Set exercise A: In the passage about David Todd, who was his second in command at the Richmond prison?

Passage:
A few weeks ago I was reading "House of Abraham," by Stephen Berry. It was mostly about the Todd family about whom I've read little previously, and they appear to have been a most unusual and sometimes troublesome bunch.

David Todd (brother-in-law of Lincoln) does not come off well in the book, and was perhaps a bit of a psychopath. He joined up with the Confederates and for a short time was commandant of a prison at Richmond, ultimately relieved of that position when his behavior became so cruel and bizarre that the public would no longer put up with him. Berry tells us:

"The commandant within the gates, David Todd, was a curious choice for such a delicate detail. According to one account, he consistently 'pretend[ed] that the duty [was] irksome & that his martial spirit wearie[d] for the tented field and blood 'galore.'

"His second in command was Sergeant Henry Wirz, later commandant of Andersonville and executed for war crimes. Together the two made a terrifying pair. According to prisoners, Todd took 'personal delight in human blood and suffering,' and Wirz was his ever-willing pupil.'

"'I think Wirz thought that cruelty pleased Todd,' remembered one inmate, 'so he tried to imitate him.'"

Data for this task:

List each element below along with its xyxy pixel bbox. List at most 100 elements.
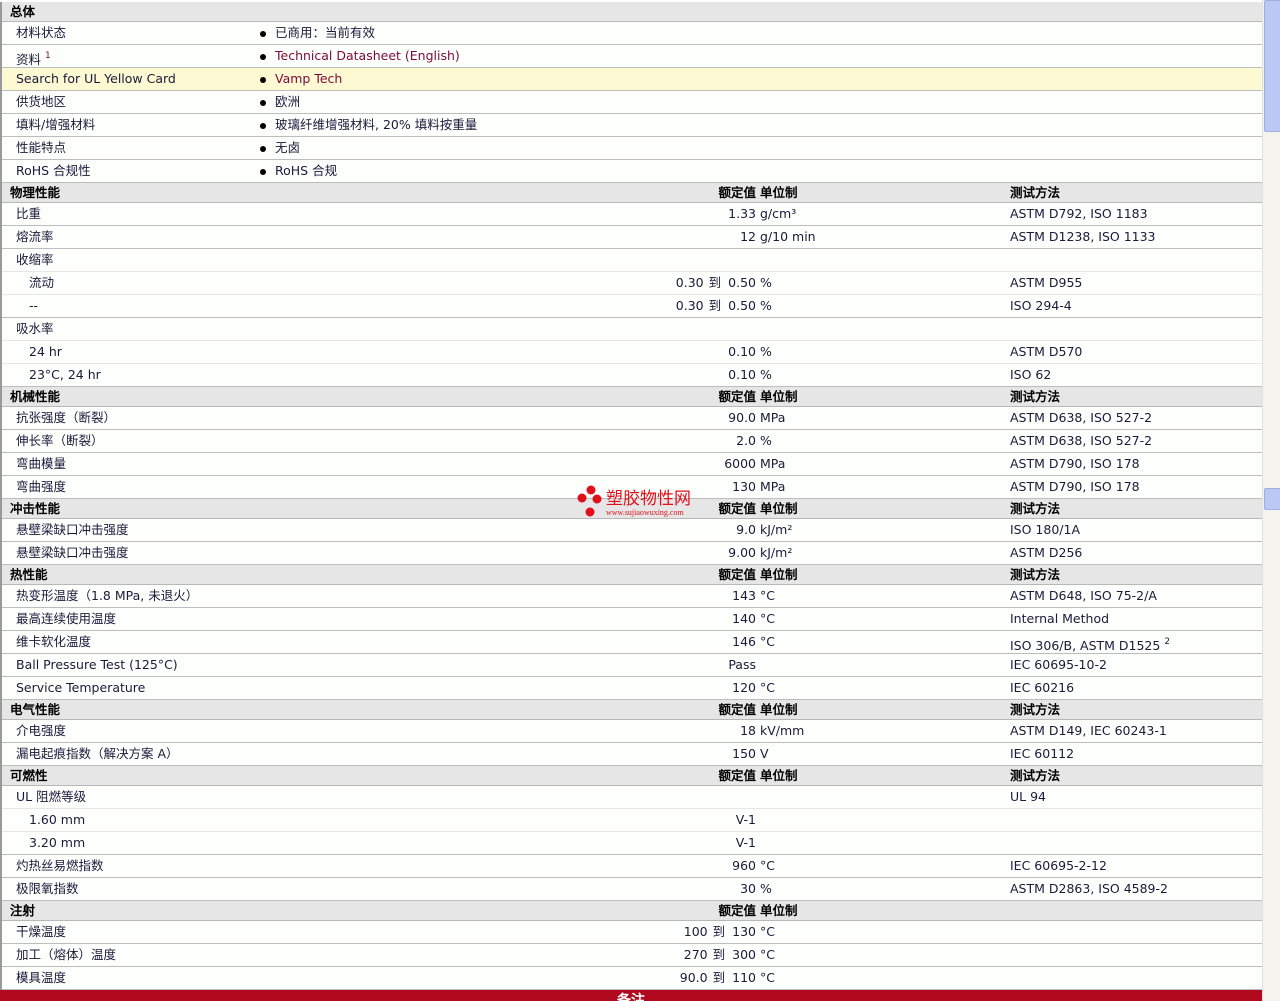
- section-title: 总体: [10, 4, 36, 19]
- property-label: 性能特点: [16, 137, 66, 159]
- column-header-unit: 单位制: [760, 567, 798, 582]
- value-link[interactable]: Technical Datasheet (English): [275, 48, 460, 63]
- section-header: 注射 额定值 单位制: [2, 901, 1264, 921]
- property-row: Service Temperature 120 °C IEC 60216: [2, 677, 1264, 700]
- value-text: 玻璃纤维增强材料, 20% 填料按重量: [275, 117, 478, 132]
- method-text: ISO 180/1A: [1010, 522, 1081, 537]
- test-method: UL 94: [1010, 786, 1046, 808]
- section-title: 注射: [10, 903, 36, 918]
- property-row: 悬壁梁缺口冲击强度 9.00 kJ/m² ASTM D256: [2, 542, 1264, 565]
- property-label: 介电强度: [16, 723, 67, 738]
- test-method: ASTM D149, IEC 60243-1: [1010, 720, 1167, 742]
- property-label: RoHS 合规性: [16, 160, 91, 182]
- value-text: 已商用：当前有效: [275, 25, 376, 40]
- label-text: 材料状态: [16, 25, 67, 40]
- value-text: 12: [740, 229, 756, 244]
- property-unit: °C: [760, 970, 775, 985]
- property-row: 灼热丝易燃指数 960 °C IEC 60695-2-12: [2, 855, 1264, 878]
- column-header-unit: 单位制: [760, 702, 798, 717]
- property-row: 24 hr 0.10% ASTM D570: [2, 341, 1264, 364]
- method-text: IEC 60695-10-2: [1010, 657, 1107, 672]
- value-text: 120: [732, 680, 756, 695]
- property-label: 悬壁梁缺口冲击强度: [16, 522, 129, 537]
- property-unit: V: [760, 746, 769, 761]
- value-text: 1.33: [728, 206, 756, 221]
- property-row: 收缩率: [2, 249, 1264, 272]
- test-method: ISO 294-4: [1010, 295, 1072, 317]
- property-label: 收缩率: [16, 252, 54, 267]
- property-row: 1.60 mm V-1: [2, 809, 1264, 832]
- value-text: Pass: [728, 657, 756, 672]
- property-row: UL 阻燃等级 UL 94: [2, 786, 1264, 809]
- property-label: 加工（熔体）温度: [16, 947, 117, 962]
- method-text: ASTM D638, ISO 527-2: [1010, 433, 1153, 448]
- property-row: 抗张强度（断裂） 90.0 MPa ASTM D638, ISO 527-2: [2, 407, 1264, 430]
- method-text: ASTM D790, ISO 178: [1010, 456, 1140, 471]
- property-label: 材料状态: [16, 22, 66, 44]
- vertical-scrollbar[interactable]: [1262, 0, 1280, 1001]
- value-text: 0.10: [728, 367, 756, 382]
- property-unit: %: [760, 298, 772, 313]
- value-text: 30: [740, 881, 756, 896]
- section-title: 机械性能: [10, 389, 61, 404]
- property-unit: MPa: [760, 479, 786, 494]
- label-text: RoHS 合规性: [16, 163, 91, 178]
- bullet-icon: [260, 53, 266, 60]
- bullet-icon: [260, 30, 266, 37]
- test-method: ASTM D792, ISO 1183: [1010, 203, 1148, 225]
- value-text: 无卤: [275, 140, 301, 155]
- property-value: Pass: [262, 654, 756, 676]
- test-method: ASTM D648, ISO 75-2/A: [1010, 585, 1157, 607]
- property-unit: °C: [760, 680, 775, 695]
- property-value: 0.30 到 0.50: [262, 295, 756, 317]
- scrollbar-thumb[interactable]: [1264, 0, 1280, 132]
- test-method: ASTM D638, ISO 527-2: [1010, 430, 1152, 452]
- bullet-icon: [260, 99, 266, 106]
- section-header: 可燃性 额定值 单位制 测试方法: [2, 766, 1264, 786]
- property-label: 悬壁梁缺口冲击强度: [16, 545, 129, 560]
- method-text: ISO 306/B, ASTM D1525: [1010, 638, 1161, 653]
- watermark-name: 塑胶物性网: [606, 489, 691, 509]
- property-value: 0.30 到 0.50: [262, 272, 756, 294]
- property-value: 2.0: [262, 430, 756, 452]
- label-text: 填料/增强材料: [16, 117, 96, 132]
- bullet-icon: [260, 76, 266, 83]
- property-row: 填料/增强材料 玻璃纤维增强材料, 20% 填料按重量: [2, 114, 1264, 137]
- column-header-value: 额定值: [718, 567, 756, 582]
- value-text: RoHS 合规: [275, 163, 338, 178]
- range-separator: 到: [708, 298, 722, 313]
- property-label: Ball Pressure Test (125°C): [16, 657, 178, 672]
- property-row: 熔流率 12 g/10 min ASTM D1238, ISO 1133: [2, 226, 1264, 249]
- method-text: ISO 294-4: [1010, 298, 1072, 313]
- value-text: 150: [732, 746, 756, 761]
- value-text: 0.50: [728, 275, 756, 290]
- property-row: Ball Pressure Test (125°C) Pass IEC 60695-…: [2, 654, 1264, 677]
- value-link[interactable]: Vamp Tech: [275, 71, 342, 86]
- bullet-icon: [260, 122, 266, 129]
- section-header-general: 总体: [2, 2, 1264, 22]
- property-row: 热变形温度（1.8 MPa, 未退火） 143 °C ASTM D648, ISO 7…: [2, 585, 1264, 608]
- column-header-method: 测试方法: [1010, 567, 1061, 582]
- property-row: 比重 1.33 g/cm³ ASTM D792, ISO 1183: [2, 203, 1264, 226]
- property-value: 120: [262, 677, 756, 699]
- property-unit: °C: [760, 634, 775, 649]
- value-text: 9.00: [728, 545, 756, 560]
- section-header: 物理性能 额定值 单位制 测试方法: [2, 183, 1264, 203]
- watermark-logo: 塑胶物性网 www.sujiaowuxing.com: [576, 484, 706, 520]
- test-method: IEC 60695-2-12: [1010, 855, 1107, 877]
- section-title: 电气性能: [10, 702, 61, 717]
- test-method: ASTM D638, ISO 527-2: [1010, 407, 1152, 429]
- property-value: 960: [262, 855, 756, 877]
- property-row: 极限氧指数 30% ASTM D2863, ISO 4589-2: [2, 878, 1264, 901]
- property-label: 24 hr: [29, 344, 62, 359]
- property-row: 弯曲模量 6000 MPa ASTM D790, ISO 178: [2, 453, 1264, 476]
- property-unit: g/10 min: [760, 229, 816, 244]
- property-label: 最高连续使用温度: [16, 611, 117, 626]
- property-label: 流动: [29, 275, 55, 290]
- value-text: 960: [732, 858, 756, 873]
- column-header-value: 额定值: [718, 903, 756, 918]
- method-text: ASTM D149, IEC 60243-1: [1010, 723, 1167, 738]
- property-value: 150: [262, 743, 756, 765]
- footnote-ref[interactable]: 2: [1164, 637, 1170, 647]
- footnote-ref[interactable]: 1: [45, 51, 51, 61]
* * *
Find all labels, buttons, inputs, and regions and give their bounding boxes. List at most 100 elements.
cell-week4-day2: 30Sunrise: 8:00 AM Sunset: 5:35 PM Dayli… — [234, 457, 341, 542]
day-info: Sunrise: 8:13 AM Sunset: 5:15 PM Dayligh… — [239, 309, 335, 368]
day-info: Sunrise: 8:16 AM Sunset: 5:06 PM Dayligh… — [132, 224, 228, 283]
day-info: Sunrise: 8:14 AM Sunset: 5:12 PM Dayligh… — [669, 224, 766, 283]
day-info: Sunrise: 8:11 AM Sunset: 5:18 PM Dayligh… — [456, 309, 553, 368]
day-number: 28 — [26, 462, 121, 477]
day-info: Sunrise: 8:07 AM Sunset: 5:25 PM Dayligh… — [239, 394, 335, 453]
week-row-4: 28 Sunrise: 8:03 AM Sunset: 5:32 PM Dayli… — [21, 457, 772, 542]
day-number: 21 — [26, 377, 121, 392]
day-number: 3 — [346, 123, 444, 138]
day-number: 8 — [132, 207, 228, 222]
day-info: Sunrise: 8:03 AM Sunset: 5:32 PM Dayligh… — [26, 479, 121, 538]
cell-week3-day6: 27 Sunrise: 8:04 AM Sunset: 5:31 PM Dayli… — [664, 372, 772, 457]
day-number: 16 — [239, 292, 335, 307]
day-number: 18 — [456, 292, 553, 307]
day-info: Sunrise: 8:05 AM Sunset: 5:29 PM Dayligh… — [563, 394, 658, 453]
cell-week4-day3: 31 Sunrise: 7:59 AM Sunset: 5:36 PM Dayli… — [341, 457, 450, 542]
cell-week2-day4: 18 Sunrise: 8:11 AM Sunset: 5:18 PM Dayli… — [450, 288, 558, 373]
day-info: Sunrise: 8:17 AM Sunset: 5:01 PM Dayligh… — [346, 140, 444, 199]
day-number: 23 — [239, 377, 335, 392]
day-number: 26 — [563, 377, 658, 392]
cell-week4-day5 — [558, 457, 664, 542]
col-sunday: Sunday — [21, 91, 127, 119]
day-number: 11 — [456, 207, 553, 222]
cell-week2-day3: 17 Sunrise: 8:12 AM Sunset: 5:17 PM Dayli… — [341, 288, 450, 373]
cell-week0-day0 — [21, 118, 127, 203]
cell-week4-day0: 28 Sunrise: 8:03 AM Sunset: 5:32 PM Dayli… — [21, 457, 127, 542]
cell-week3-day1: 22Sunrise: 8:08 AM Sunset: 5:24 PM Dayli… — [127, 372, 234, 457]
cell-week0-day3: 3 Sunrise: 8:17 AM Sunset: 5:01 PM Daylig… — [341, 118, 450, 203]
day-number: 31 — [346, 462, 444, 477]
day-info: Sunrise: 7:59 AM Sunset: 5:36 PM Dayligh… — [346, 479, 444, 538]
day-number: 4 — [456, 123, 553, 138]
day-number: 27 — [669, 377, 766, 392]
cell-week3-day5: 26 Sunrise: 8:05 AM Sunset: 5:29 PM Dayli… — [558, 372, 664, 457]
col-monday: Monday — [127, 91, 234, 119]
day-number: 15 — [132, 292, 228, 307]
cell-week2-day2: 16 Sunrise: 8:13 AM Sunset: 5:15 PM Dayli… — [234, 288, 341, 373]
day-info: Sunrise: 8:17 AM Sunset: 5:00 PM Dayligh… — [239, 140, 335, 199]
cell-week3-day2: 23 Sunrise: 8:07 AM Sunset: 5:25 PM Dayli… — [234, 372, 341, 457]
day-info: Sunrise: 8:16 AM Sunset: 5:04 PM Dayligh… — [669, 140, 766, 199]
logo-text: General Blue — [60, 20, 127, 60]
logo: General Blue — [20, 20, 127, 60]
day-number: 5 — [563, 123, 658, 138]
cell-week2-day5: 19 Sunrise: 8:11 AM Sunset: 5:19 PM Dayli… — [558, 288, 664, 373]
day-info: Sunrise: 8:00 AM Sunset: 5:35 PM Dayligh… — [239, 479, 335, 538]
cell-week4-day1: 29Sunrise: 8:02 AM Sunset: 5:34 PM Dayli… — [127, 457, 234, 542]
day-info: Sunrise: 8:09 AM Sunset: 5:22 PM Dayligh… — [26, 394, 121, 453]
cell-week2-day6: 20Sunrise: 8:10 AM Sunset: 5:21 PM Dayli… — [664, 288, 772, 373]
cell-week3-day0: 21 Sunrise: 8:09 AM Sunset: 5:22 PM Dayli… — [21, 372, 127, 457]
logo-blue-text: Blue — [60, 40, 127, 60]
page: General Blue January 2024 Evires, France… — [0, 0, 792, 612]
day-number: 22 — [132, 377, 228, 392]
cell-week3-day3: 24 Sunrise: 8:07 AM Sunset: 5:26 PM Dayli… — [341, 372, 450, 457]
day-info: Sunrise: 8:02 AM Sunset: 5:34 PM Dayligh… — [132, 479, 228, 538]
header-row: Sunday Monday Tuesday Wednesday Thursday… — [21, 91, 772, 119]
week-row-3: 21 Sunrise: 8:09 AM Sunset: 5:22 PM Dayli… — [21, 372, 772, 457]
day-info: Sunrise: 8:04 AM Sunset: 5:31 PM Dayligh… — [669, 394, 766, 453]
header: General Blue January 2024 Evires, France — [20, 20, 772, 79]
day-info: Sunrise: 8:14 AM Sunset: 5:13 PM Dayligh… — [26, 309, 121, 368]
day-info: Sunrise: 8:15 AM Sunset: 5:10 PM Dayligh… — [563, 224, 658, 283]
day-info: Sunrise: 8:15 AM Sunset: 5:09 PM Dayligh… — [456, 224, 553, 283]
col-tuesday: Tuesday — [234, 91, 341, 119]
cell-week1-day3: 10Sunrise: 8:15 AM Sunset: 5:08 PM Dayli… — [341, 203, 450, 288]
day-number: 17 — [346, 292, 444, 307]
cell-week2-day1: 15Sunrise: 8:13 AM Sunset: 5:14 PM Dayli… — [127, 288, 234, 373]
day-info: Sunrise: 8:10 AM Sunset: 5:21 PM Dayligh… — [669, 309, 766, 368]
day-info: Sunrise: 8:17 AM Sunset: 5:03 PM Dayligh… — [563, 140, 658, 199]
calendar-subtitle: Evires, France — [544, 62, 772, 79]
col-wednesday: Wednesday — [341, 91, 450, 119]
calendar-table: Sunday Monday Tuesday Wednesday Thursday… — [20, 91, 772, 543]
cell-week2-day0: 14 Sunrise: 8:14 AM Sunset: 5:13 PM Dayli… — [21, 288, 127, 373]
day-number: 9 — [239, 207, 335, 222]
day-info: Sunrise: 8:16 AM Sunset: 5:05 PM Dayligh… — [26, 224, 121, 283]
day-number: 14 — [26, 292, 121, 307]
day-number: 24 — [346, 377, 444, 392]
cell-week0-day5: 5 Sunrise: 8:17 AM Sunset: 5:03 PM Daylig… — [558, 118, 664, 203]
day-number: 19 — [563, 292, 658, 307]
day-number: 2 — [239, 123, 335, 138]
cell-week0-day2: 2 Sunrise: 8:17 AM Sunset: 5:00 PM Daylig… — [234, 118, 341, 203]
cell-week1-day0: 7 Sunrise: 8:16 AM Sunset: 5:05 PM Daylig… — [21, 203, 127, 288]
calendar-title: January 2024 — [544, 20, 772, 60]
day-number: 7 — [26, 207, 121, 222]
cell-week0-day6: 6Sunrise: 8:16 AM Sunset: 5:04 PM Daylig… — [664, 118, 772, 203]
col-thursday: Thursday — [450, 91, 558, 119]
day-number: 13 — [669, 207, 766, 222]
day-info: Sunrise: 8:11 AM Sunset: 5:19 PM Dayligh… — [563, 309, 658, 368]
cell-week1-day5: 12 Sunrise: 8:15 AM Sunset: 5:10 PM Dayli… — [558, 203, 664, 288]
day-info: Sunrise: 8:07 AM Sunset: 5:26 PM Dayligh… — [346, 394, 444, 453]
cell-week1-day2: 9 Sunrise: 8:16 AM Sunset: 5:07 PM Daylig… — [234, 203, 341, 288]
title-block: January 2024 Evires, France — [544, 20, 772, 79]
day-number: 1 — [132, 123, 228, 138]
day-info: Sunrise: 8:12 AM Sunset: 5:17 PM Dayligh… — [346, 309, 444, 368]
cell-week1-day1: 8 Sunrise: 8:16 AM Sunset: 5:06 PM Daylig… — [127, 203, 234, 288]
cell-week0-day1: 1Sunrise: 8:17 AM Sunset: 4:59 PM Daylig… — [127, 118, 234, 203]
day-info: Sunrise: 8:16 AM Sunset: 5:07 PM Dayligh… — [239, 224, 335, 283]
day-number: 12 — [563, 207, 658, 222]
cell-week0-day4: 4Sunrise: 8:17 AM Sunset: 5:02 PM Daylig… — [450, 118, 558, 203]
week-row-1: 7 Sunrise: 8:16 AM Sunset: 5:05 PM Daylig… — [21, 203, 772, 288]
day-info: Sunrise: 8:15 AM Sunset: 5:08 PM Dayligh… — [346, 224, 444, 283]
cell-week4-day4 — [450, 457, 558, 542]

Set exercise B: Reproduce the stretch of the records from the line containing "- section-title: 总体: [10, 4, 36, 19]" through the line containing "- section-header: 注射", character for character.

Expected answer A: Sergeant Henry Wirz was his second in command.

Expected answer B:
- section-title: 总体: [10, 4, 36, 19]
- property-label: 性能特点: [16, 137, 66, 159]
- column-header-unit: 单位制: [760, 567, 798, 582]
- value-link[interactable]: Technical Datasheet (English): [275, 48, 460, 63]
- section-header: 注射 额定值 单位制: [2, 901, 1264, 921]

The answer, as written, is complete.